● WHAT TO DO:
Identify each line below containing the string "Operators" and copy it.

Structured figure records:

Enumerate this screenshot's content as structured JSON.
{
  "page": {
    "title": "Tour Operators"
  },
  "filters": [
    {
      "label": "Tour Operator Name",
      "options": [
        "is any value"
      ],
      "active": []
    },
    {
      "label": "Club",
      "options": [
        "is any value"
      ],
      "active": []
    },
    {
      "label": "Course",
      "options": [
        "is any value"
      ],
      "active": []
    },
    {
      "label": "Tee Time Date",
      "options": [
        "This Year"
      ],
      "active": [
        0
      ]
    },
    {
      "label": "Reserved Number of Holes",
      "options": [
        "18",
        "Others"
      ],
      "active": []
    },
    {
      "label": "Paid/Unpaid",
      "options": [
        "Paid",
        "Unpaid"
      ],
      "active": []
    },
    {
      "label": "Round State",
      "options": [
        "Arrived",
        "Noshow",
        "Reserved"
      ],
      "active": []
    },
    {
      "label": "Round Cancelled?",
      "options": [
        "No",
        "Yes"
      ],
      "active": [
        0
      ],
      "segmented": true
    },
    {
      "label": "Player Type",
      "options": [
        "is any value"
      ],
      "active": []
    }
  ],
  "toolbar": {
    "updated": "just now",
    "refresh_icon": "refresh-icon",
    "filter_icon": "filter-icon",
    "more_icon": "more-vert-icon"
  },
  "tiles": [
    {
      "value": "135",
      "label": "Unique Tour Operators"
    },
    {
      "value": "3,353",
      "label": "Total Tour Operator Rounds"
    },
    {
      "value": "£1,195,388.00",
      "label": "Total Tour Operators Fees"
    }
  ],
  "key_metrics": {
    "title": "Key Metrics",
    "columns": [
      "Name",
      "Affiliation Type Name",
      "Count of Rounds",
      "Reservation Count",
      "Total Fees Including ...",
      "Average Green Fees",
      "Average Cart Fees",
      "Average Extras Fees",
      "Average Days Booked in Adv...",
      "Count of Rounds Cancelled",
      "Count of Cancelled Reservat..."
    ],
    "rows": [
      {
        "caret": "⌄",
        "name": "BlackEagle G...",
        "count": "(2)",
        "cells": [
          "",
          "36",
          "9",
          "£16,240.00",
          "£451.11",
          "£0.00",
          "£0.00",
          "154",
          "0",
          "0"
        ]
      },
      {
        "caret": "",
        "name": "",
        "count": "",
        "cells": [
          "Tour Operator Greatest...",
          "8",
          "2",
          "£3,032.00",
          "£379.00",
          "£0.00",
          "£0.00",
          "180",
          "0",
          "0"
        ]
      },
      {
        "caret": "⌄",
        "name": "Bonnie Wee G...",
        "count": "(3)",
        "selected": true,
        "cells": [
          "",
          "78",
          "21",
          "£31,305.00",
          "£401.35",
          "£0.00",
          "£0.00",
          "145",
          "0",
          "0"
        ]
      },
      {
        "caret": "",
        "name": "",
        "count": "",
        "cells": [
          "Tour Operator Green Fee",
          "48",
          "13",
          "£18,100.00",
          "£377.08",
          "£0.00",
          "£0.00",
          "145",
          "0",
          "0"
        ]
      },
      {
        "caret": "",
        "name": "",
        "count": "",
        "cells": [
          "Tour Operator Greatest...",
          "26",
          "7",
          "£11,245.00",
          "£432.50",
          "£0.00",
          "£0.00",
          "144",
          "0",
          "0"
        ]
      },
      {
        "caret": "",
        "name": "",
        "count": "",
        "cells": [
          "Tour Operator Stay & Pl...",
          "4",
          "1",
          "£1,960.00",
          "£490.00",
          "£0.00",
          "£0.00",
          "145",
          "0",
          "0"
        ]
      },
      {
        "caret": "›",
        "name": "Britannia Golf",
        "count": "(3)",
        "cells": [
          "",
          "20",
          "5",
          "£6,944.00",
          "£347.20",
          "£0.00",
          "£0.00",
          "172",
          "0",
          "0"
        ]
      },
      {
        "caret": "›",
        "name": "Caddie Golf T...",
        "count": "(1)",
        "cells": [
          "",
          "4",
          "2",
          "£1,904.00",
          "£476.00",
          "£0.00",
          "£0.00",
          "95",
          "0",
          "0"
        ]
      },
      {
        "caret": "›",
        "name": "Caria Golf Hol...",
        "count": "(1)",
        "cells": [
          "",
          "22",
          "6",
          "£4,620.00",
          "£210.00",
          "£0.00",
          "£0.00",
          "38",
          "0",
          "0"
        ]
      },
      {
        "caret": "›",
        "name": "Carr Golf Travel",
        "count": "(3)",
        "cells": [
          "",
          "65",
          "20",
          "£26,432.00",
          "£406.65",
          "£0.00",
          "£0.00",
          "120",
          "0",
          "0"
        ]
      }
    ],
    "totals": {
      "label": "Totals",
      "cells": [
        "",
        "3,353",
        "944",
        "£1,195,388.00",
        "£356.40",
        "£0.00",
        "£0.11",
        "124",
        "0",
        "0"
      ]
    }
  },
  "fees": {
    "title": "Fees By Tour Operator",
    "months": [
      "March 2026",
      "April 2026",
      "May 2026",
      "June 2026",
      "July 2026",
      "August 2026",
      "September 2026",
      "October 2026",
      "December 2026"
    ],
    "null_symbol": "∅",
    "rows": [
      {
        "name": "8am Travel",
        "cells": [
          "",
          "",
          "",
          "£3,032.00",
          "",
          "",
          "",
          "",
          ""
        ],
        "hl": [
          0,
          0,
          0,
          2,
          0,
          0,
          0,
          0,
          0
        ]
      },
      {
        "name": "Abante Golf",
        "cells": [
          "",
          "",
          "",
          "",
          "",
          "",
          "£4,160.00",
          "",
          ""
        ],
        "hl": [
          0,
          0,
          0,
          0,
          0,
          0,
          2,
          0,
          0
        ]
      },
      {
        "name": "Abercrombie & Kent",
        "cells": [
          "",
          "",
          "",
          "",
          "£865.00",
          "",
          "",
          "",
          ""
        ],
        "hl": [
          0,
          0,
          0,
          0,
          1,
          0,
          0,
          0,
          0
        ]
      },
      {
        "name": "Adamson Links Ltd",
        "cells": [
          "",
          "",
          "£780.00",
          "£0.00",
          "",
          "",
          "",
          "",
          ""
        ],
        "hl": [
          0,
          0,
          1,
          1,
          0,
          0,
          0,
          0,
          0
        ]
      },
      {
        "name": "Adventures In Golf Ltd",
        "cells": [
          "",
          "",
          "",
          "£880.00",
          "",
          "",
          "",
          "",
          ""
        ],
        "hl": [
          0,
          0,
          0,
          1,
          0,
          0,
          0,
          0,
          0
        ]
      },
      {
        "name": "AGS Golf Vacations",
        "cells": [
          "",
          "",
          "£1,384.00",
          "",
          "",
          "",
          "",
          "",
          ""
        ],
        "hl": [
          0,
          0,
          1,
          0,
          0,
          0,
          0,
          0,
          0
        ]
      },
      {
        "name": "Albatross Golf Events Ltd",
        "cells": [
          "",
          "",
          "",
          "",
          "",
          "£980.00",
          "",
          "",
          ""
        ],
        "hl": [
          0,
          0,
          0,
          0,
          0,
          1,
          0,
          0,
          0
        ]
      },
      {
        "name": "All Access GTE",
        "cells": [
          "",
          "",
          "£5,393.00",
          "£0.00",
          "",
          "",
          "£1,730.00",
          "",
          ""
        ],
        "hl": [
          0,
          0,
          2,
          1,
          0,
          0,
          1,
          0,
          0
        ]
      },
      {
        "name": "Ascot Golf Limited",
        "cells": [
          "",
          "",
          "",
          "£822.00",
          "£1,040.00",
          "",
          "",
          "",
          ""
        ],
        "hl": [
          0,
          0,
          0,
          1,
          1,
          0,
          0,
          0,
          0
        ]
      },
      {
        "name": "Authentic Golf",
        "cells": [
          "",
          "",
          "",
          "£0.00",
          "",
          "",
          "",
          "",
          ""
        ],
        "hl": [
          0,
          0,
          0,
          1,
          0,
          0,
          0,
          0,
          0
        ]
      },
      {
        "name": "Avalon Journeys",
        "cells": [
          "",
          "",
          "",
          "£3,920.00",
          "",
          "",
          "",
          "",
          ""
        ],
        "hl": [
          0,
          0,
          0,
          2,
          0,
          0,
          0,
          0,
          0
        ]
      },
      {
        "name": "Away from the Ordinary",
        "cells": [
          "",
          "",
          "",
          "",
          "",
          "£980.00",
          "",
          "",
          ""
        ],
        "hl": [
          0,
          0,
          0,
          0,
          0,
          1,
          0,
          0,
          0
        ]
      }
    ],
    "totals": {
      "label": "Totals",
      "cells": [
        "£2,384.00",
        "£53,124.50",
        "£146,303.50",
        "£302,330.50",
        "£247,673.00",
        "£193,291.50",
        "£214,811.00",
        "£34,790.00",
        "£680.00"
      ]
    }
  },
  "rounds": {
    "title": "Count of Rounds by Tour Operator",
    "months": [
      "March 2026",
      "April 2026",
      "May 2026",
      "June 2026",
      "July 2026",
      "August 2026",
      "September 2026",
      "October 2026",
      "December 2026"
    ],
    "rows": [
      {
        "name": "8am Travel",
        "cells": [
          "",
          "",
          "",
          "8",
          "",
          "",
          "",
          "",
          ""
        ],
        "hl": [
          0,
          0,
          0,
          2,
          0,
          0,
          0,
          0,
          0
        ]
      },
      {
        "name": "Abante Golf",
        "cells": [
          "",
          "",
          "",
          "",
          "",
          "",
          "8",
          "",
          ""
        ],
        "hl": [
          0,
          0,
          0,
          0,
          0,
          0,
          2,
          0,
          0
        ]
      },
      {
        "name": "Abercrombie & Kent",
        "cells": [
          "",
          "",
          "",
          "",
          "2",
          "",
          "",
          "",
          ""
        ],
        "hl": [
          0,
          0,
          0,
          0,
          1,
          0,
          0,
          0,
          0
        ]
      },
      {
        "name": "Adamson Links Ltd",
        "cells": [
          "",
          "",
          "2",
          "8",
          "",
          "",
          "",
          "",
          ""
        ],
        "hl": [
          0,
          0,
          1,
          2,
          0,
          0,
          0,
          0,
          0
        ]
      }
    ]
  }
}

● EXERCISE RESULT:
    "title": "Tour Operators"
      "label": "Unique Tour Operators"
      "label": "Total Tour Operators Fees"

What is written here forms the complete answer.